#### Given request
Repeat all the records exactly, omitting pictures.

#### Exercise inputs
++++++++

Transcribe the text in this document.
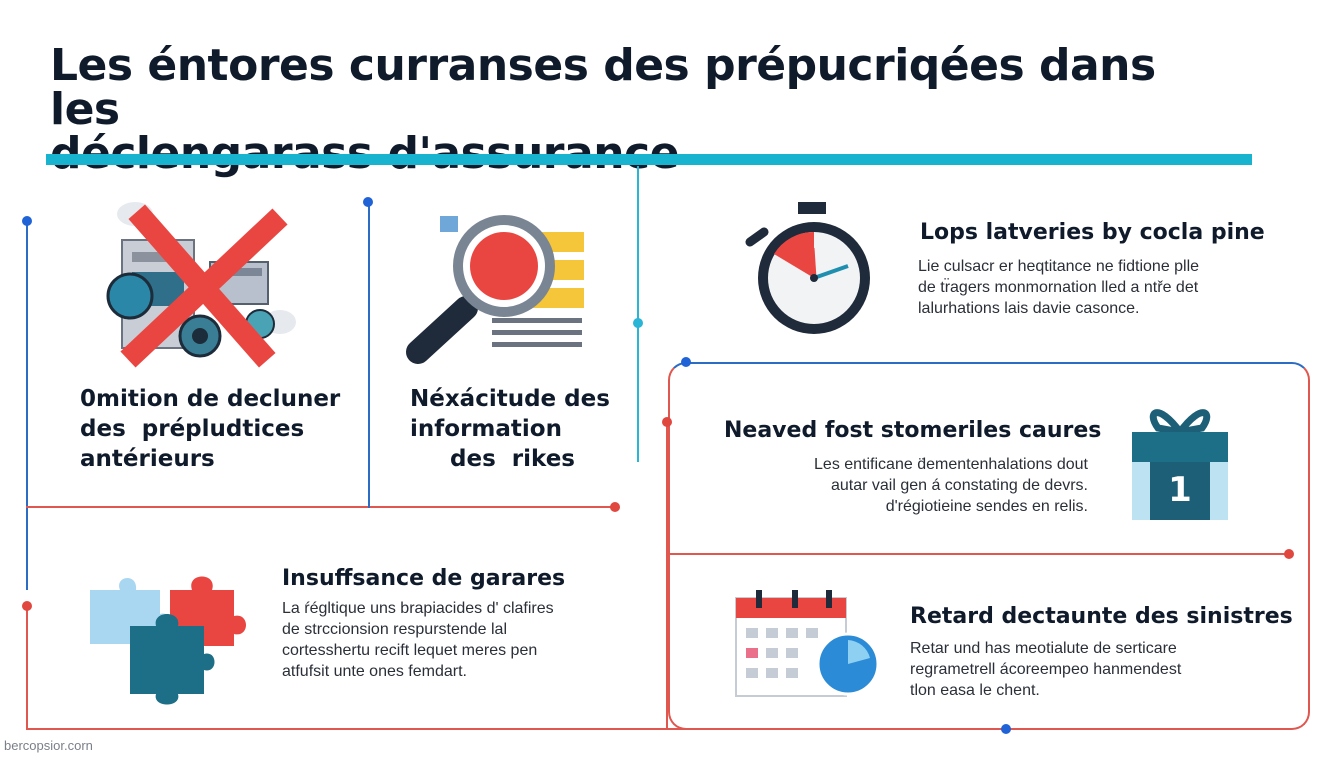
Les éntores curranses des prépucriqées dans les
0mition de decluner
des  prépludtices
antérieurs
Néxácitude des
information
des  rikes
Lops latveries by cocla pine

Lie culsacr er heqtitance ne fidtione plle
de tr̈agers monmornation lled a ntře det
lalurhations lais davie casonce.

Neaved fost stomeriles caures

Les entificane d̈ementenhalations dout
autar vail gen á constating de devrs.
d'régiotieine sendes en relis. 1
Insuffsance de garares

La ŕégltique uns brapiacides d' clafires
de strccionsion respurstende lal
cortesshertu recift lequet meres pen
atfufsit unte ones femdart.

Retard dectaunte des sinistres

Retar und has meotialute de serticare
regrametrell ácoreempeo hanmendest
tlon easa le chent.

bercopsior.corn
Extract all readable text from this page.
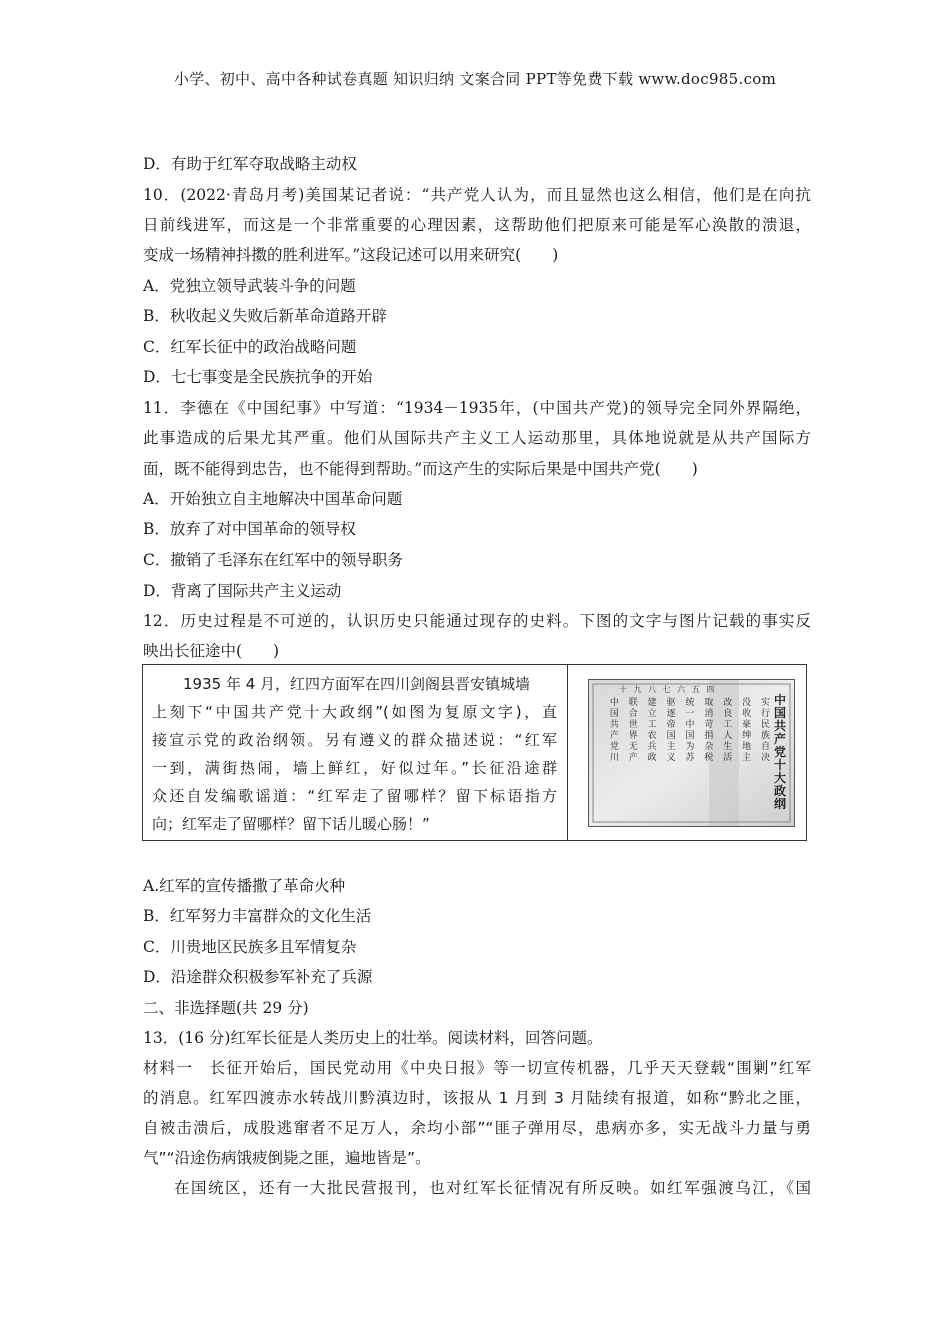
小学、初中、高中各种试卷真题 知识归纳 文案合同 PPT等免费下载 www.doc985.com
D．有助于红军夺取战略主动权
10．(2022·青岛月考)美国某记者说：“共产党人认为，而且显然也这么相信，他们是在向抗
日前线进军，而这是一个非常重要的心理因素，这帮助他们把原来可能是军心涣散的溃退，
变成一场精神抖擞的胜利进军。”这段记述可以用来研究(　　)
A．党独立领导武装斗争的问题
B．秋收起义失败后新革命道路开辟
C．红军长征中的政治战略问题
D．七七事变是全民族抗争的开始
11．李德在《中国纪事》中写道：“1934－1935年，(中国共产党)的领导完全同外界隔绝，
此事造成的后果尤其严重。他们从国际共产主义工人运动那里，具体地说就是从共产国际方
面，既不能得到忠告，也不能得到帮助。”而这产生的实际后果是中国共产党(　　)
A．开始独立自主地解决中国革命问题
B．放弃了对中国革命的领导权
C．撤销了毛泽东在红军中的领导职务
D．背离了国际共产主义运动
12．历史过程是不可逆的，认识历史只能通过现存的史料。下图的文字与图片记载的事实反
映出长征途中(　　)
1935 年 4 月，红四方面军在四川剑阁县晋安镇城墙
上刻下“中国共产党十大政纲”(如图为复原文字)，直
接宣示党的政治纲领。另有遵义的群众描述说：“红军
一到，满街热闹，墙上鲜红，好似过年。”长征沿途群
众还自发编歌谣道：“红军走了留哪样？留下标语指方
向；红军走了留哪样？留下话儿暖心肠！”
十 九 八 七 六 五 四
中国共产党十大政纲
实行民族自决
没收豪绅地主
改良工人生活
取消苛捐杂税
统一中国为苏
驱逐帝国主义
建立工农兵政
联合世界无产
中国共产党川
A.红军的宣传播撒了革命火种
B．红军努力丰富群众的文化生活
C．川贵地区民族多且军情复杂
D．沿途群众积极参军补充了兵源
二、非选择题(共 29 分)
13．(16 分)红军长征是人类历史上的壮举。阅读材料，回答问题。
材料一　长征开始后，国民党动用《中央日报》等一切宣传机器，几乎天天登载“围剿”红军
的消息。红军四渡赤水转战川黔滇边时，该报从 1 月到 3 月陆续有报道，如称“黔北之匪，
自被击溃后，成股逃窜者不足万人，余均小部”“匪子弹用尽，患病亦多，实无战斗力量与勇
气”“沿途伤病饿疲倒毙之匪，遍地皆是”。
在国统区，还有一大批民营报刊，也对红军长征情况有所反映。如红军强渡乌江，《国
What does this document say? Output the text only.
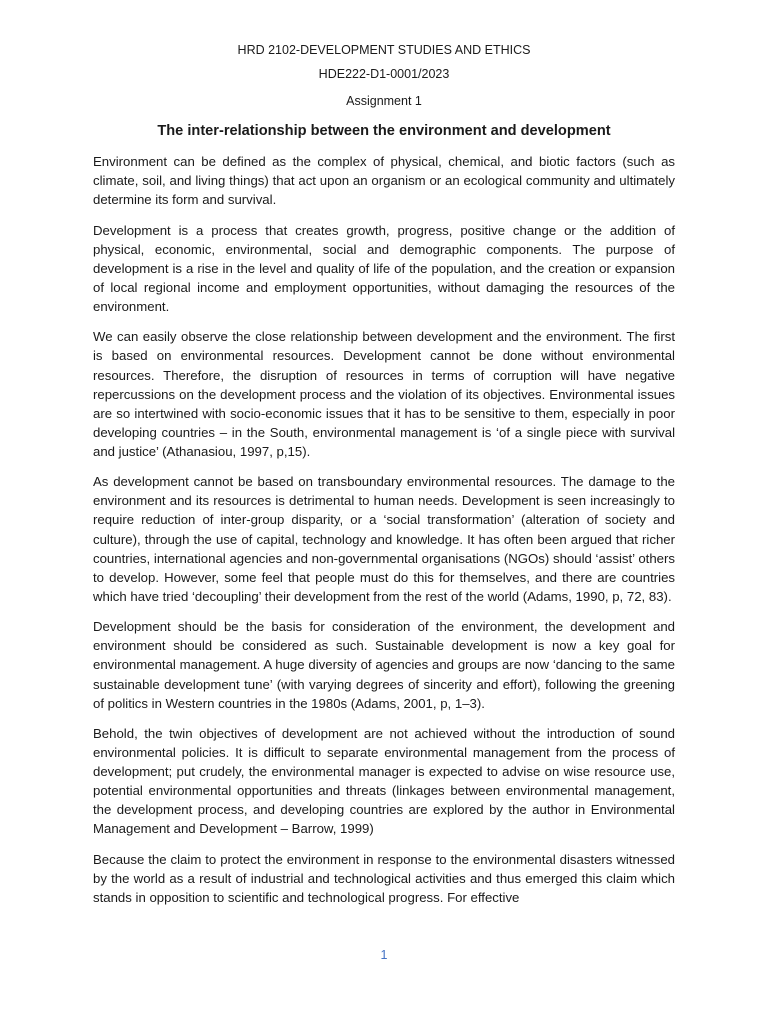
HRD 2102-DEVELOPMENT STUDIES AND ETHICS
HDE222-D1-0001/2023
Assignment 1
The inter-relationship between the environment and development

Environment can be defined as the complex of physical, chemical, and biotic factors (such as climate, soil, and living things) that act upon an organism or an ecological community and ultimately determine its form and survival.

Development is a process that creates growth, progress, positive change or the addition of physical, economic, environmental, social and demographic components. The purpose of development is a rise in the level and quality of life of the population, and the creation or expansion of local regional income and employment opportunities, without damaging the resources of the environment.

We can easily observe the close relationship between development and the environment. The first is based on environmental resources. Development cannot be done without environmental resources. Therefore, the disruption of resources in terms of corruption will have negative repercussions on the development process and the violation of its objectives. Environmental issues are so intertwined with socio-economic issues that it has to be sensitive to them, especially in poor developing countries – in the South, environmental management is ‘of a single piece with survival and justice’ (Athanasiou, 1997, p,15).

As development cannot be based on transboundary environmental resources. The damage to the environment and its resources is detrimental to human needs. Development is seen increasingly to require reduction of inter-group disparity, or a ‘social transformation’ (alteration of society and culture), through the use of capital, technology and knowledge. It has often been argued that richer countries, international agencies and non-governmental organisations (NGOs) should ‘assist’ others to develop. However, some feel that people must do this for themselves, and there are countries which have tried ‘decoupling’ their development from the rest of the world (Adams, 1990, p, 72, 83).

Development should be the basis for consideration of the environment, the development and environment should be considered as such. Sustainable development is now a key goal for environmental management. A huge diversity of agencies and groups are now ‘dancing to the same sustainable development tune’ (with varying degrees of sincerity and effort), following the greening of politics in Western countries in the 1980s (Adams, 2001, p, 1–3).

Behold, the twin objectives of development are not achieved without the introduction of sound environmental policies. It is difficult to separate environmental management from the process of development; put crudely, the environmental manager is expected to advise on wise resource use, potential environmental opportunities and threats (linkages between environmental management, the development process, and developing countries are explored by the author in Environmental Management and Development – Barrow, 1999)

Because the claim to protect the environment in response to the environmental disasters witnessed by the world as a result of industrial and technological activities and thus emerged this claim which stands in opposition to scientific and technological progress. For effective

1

++++++++

#### Completed exercise
Transcribe the text in this document.
Les éntores curranses des prépucriqées dans les
0mition de decluner
des  prépludtices
antérieurs
Néxácitude des
information
des  rikes
Lops latveries by cocla pine

Lie culsacr er heqtitance ne fidtione plle
de tr̈agers monmornation lled a ntře det
lalurhations lais davie casonce.

Neaved fost stomeriles caures

Les entificane d̈ementenhalations dout
autar vail gen á constating de devrs.
d'régiotieine sendes en relis. 1
Insuffsance de garares

La ŕégltique uns brapiacides d' clafires
de strccionsion respurstende lal
cortesshertu recift lequet meres pen
atfufsit unte ones femdart.

Retard dectaunte des sinistres

Retar und has meotialute de serticare
regrametrell ácoreempeo hanmendest
tlon easa le chent.

bercopsior.corn
Extract all readable text from this page.
小学、初中、高中各种试卷真题 知识归纳 文案合同 PPT等免费下载 www.doc985.com
D．有助于红军夺取战略主动权
10．(2022·青岛月考)美国某记者说：“共产党人认为，而且显然也这么相信，他们是在向抗
日前线进军，而这是一个非常重要的心理因素，这帮助他们把原来可能是军心涣散的溃退，
变成一场精神抖擞的胜利进军。”这段记述可以用来研究(　　)
A．党独立领导武装斗争的问题
B．秋收起义失败后新革命道路开辟
C．红军长征中的政治战略问题
D．七七事变是全民族抗争的开始
11．李德在《中国纪事》中写道：“1934－1935年，(中国共产党)的领导完全同外界隔绝，
此事造成的后果尤其严重。他们从国际共产主义工人运动那里，具体地说就是从共产国际方
面，既不能得到忠告，也不能得到帮助。”而这产生的实际后果是中国共产党(　　)
A．开始独立自主地解决中国革命问题
B．放弃了对中国革命的领导权
C．撤销了毛泽东在红军中的领导职务
D．背离了国际共产主义运动
12．历史过程是不可逆的，认识历史只能通过现存的史料。下图的文字与图片记载的事实反
映出长征途中(　　)
1935 年 4 月，红四方面军在四川剑阁县晋安镇城墙
上刻下“中国共产党十大政纲”(如图为复原文字)，直
接宣示党的政治纲领。另有遵义的群众描述说：“红军
一到，满街热闹，墙上鲜红，好似过年。”长征沿途群
众还自发编歌谣道：“红军走了留哪样？留下标语指方
向；红军走了留哪样？留下话儿暖心肠！”
十 九 八 七 六 五 四
中国共产党十大政纲
实行民族自决
没收豪绅地主
改良工人生活
取消苛捐杂税
统一中国为苏
驱逐帝国主义
建立工农兵政
联合世界无产
中国共产党川
A.红军的宣传播撒了革命火种
B．红军努力丰富群众的文化生活
C．川贵地区民族多且军情复杂
D．沿途群众积极参军补充了兵源
二、非选择题(共 29 分)
13．(16 分)红军长征是人类历史上的壮举。阅读材料，回答问题。
材料一　长征开始后，国民党动用《中央日报》等一切宣传机器，几乎天天登载“围剿”红军
的消息。红军四渡赤水转战川黔滇边时，该报从 1 月到 3 月陆续有报道，如称“黔北之匪，
自被击溃后，成股逃窜者不足万人，余均小部”“匪子弹用尽，患病亦多，实无战斗力量与勇
气”“沿途伤病饿疲倒毙之匪，遍地皆是”。
在国统区，还有一大批民营报刊，也对红军长征情况有所反映。如红军强渡乌江，《国
What does this document say? Output the text only.
HRD 2102-DEVELOPMENT STUDIES AND ETHICS
HDE222-D1-0001/2023
Assignment 1
The inter-relationship between the environment and development

Environment can be defined as the complex of physical, chemical, and biotic factors (such as climate, soil, and living things) that act upon an organism or an ecological community and ultimately determine its form and survival.

Development is a process that creates growth, progress, positive change or the addition of physical, economic, environmental, social and demographic components. The purpose of development is a rise in the level and quality of life of the population, and the creation or expansion of local regional income and employment opportunities, without damaging the resources of the environment.

We can easily observe the close relationship between development and the environment. The first is based on environmental resources. Development cannot be done without environmental resources. Therefore, the disruption of resources in terms of corruption will have negative repercussions on the development process and the violation of its objectives. Environmental issues are so intertwined with socio-economic issues that it has to be sensitive to them, especially in poor developing countries – in the South, environmental management is ‘of a single piece with survival and justice’ (Athanasiou, 1997, p,15).

As development cannot be based on transboundary environmental resources. The damage to the environment and its resources is detrimental to human needs. Development is seen increasingly to require reduction of inter-group disparity, or a ‘social transformation’ (alteration of society and culture), through the use of capital, technology and knowledge. It has often been argued that richer countries, international agencies and non-governmental organisations (NGOs) should ‘assist’ others to develop. However, some feel that people must do this for themselves, and there are countries which have tried ‘decoupling’ their development from the rest of the world (Adams, 1990, p, 72, 83).

Development should be the basis for consideration of the environment, the development and environment should be considered as such. Sustainable development is now a key goal for environmental management. A huge diversity of agencies and groups are now ‘dancing to the same sustainable development tune’ (with varying degrees of sincerity and effort), following the greening of politics in Western countries in the 1980s (Adams, 2001, p, 1–3).

Behold, the twin objectives of development are not achieved without the introduction of sound environmental policies. It is difficult to separate environmental management from the process of development; put crudely, the environmental manager is expected to advise on wise resource use, potential environmental opportunities and threats (linkages between environmental management, the development process, and developing countries are explored by the author in Environmental Management and Development – Barrow, 1999)

Because the claim to protect the environment in response to the environmental disasters witnessed by the world as a result of industrial and technological activities and thus emerged this claim which stands in opposition to scientific and technological progress. For effective

1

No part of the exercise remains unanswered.